[Saved entries]
= = = =

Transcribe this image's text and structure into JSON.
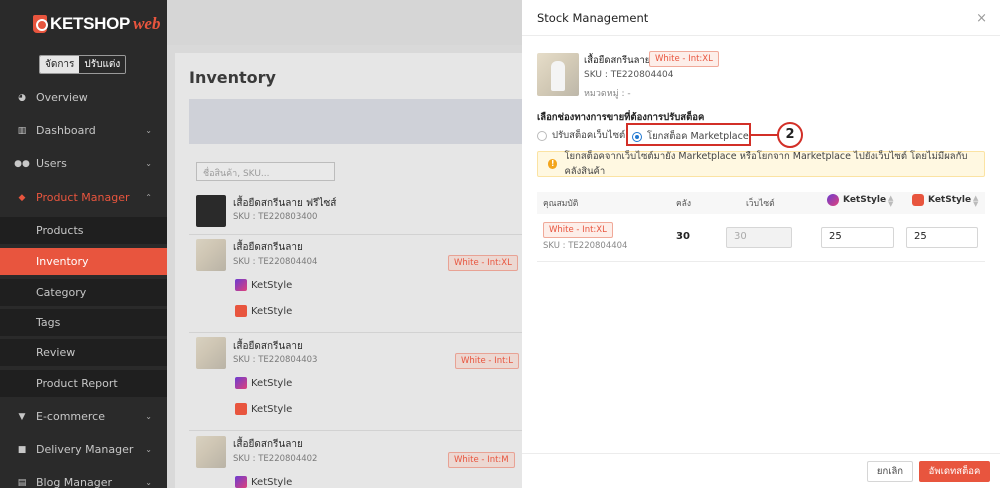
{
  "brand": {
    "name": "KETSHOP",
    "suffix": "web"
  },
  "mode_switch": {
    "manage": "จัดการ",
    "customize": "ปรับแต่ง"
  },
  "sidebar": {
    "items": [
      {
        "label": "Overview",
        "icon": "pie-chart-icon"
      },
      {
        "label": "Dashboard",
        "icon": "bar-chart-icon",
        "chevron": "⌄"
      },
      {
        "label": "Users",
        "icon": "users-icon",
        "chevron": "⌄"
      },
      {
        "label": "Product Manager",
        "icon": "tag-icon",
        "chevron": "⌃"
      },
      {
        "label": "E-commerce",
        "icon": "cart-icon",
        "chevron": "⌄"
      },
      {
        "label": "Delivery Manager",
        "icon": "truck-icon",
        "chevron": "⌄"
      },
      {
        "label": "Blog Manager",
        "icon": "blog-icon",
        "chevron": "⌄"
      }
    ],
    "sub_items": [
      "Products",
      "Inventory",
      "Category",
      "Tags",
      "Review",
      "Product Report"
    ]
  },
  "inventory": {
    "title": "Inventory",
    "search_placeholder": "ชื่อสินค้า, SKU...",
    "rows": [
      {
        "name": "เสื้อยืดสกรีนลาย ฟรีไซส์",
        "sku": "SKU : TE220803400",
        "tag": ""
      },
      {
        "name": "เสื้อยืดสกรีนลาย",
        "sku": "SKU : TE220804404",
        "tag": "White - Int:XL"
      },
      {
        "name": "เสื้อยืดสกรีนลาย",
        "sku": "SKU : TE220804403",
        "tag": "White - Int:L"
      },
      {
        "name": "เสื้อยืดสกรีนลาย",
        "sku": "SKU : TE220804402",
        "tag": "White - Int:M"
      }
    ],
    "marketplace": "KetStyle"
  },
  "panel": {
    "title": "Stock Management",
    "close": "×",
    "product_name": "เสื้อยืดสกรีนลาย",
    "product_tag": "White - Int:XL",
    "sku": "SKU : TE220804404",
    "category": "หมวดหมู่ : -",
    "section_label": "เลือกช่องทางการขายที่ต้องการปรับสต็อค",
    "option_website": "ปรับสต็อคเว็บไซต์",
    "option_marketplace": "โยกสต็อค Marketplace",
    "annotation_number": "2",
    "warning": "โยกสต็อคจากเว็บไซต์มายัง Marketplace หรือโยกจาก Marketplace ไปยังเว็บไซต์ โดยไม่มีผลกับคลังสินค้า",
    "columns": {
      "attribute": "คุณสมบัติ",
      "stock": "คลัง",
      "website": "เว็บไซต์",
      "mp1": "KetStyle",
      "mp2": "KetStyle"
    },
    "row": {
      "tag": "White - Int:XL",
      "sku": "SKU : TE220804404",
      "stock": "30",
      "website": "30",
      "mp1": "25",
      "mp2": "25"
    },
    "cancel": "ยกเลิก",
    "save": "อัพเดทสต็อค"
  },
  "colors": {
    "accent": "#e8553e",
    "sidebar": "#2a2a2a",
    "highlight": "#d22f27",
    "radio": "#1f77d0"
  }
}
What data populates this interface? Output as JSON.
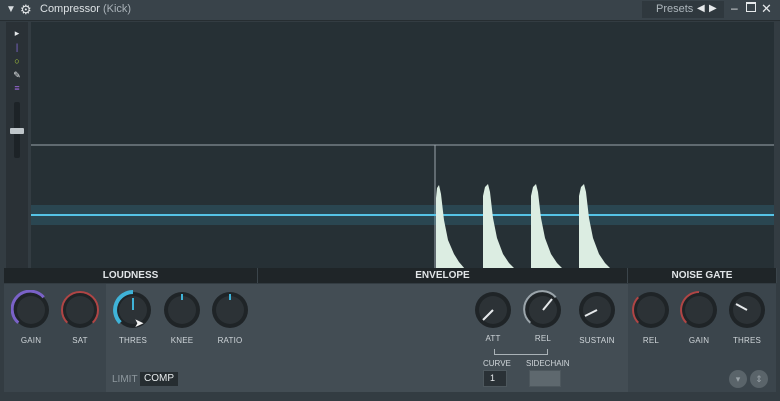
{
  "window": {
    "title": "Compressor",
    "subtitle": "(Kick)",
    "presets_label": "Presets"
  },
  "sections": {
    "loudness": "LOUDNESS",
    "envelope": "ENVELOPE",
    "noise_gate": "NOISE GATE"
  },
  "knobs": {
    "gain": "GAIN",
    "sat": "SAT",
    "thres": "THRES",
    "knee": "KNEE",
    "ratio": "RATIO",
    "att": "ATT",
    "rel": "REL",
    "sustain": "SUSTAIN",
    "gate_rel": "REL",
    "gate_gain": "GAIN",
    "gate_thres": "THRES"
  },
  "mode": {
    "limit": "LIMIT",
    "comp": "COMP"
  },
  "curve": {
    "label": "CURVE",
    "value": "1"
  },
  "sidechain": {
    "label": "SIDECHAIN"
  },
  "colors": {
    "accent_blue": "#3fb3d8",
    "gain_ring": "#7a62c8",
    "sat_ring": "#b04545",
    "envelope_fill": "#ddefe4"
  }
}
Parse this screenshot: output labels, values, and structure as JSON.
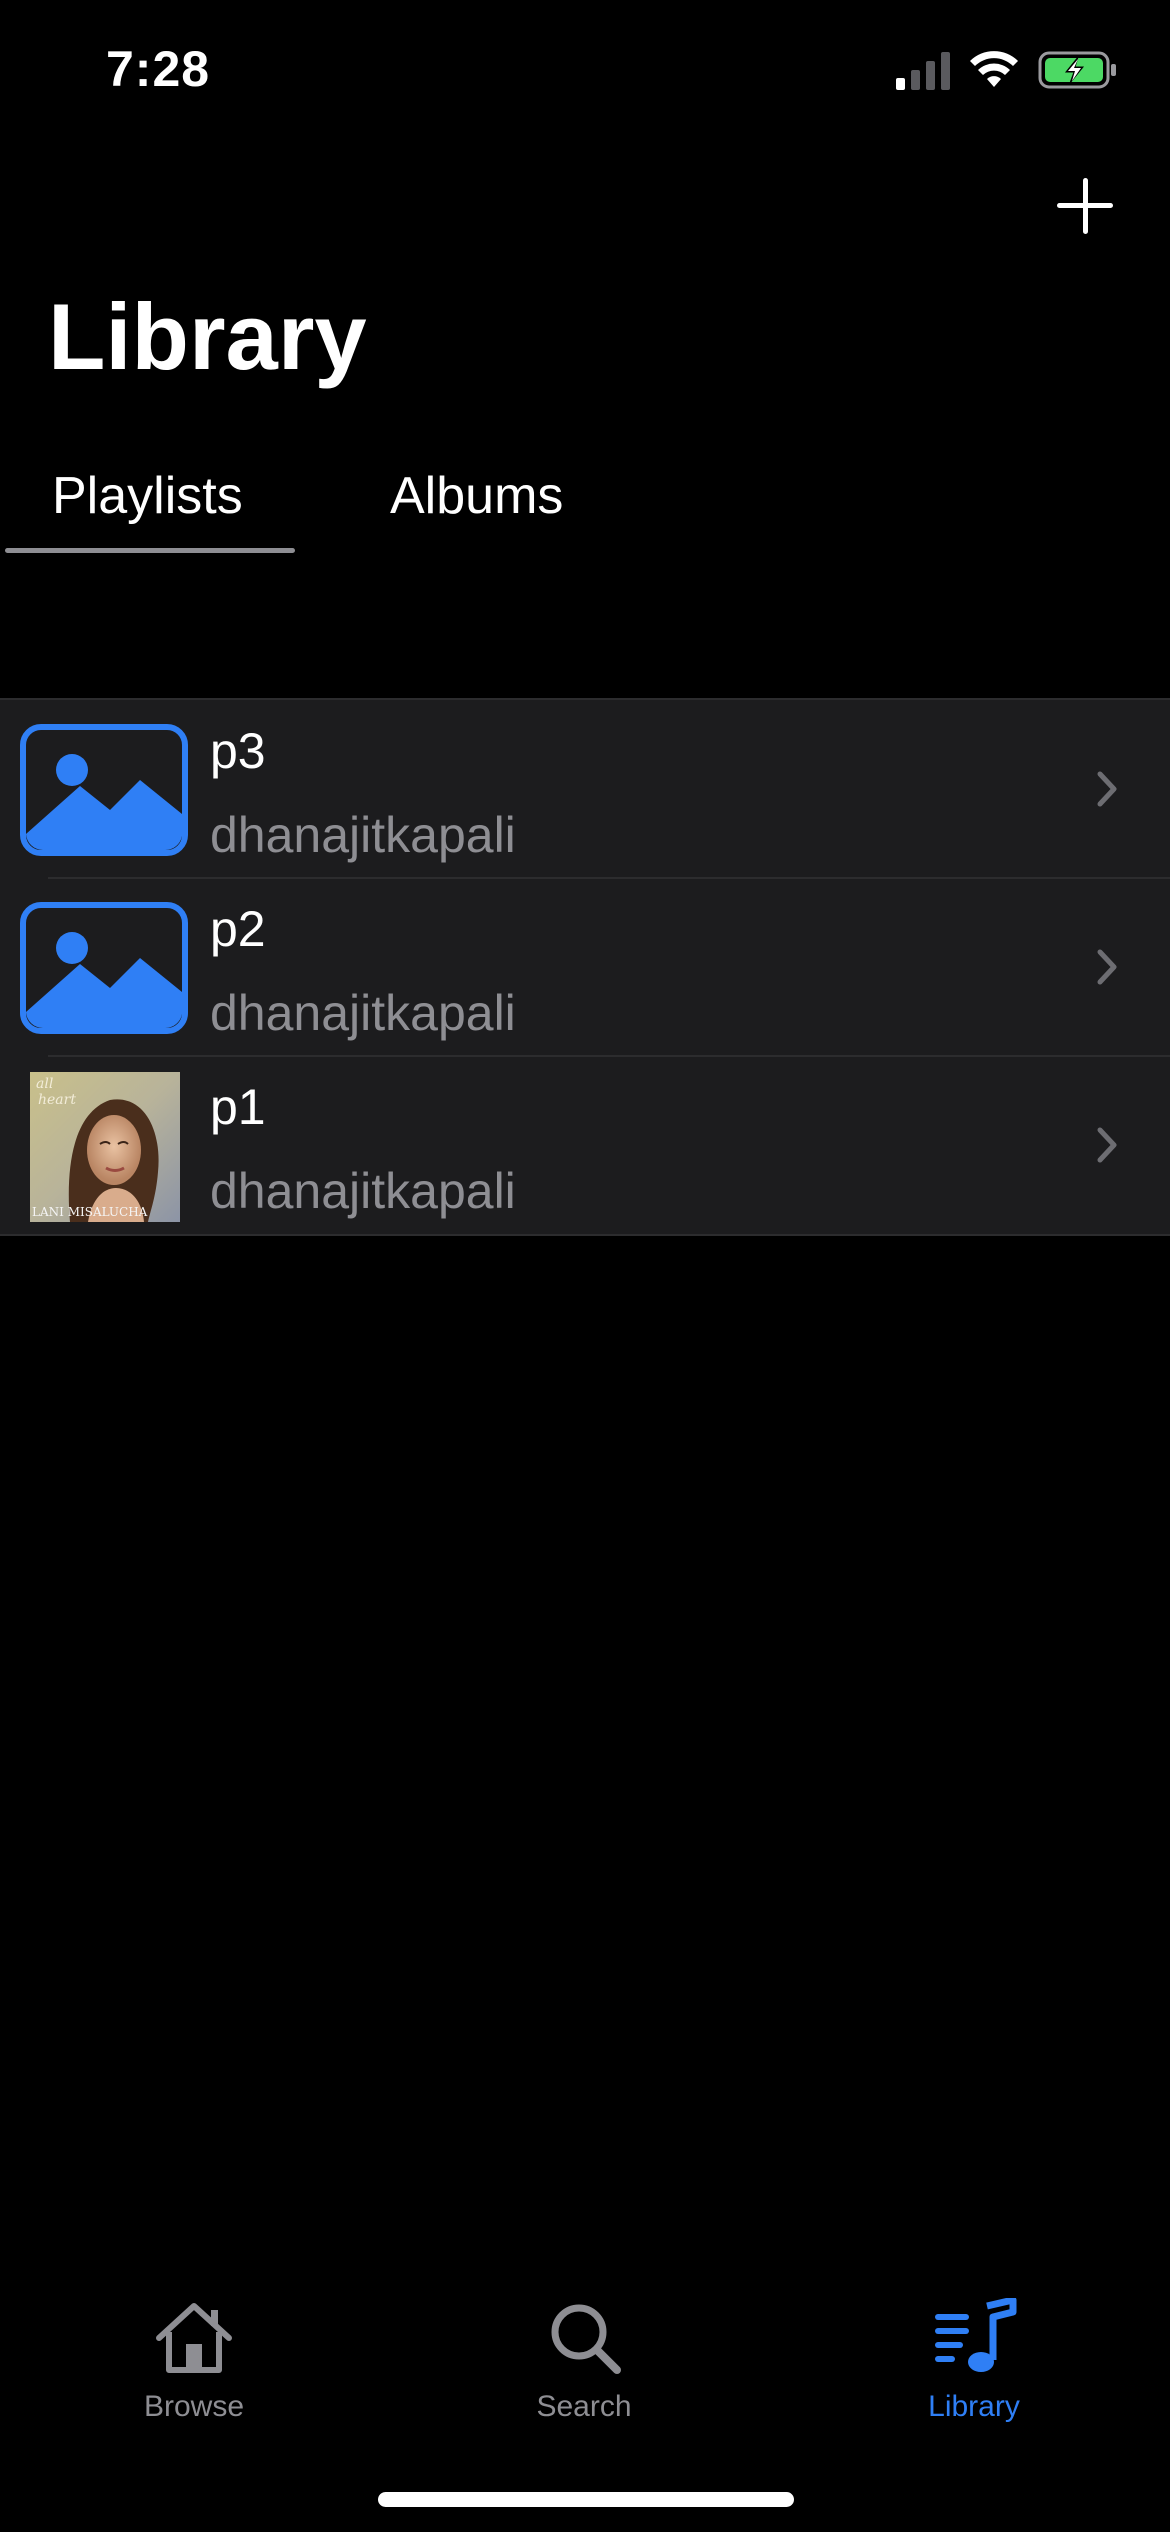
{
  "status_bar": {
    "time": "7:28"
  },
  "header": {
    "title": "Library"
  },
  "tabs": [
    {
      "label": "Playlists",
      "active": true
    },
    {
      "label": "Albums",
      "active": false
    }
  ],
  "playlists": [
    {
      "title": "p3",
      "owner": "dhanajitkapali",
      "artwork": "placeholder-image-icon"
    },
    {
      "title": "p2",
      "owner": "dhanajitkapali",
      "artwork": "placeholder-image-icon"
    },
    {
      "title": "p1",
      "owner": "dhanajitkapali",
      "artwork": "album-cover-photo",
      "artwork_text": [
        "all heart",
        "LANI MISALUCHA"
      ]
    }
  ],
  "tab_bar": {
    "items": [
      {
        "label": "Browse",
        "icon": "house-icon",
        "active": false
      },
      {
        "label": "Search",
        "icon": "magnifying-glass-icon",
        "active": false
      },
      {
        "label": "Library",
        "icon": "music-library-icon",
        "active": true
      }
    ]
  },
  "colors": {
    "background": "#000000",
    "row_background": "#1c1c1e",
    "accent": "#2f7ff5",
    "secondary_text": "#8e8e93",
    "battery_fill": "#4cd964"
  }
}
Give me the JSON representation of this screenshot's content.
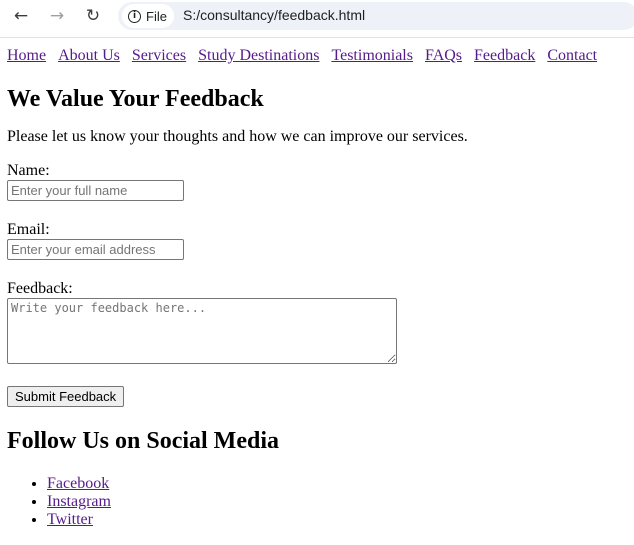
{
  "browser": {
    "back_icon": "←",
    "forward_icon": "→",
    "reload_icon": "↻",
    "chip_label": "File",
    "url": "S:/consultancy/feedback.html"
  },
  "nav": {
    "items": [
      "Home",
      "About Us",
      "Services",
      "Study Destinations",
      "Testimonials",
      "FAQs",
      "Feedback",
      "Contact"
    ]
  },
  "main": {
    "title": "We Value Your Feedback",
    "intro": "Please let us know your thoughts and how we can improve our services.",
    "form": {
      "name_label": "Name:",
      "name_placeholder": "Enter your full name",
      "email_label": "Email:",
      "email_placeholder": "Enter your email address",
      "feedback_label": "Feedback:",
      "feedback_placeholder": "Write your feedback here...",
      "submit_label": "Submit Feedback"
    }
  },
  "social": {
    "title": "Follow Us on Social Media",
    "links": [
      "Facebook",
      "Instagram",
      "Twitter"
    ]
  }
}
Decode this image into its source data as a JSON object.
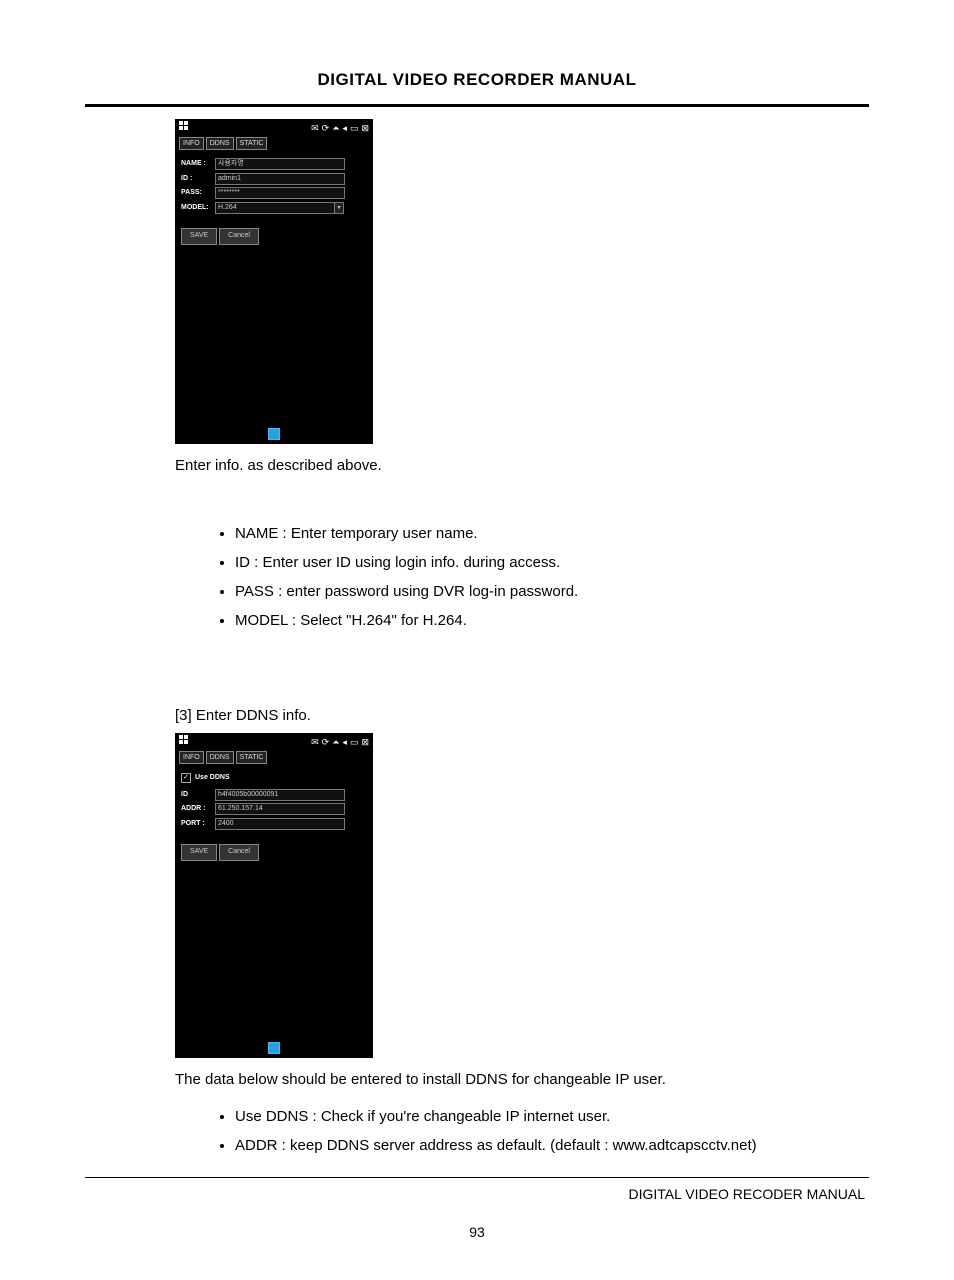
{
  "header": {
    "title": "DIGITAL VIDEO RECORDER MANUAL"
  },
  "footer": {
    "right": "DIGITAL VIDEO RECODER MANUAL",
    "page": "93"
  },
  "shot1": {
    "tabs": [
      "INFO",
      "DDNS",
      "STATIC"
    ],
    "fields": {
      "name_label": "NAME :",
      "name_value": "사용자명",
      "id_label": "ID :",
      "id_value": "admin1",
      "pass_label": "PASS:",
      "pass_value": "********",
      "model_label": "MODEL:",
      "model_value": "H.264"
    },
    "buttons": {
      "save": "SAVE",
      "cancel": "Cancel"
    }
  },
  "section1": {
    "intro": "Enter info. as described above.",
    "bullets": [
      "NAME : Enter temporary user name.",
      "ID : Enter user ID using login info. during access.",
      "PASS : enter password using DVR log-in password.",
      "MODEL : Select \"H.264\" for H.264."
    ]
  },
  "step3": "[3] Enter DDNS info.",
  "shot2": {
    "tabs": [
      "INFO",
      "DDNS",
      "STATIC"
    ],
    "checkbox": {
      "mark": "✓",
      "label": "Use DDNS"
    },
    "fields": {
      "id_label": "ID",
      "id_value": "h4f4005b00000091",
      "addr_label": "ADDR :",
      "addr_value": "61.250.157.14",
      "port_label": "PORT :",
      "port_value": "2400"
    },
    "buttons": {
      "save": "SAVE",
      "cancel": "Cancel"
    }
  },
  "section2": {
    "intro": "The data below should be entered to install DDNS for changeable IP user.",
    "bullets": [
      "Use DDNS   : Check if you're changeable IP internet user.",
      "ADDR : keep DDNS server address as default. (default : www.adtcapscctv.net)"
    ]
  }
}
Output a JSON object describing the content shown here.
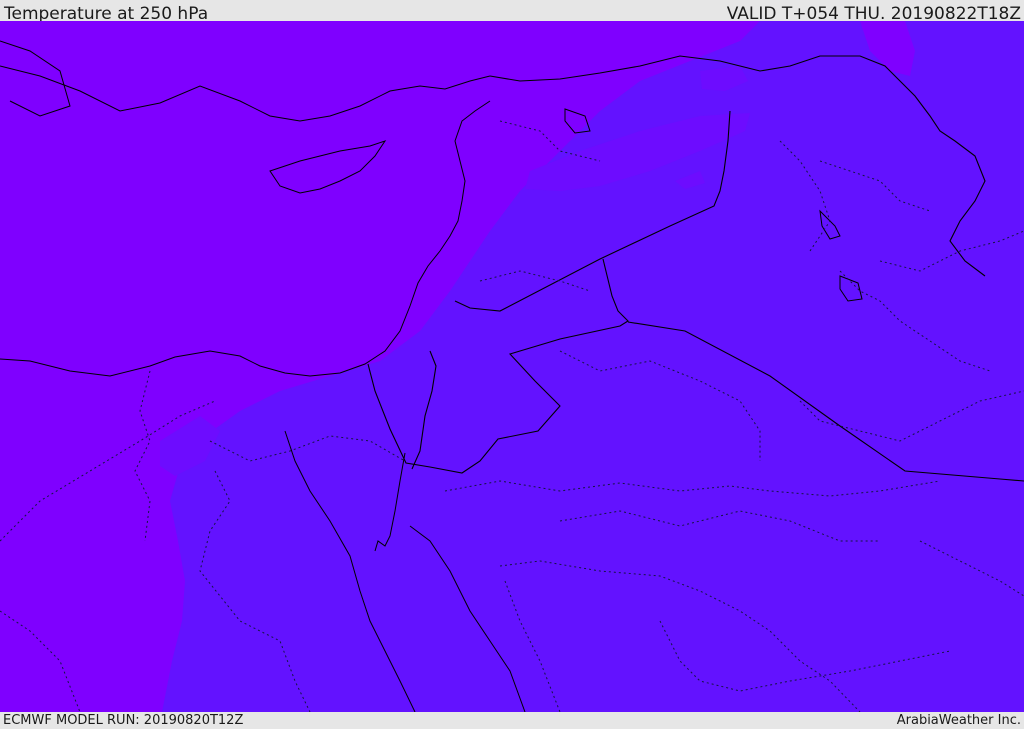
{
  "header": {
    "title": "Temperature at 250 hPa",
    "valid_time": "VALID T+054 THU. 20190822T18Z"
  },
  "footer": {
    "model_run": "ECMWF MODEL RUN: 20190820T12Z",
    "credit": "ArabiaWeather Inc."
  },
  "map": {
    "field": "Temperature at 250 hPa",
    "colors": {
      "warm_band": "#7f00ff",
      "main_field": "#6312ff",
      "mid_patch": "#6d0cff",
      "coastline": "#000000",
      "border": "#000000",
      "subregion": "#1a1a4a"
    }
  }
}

= = = =

__EXERCISE OBJECTIVE__
Only lines with the word "DIGITAL" should be collected from the material.

__FULL SOLUTION__
    "title": "DIGITAL VIDEO RECORDER MANUAL"
    "right": "DIGITAL VIDEO RECODER MANUAL",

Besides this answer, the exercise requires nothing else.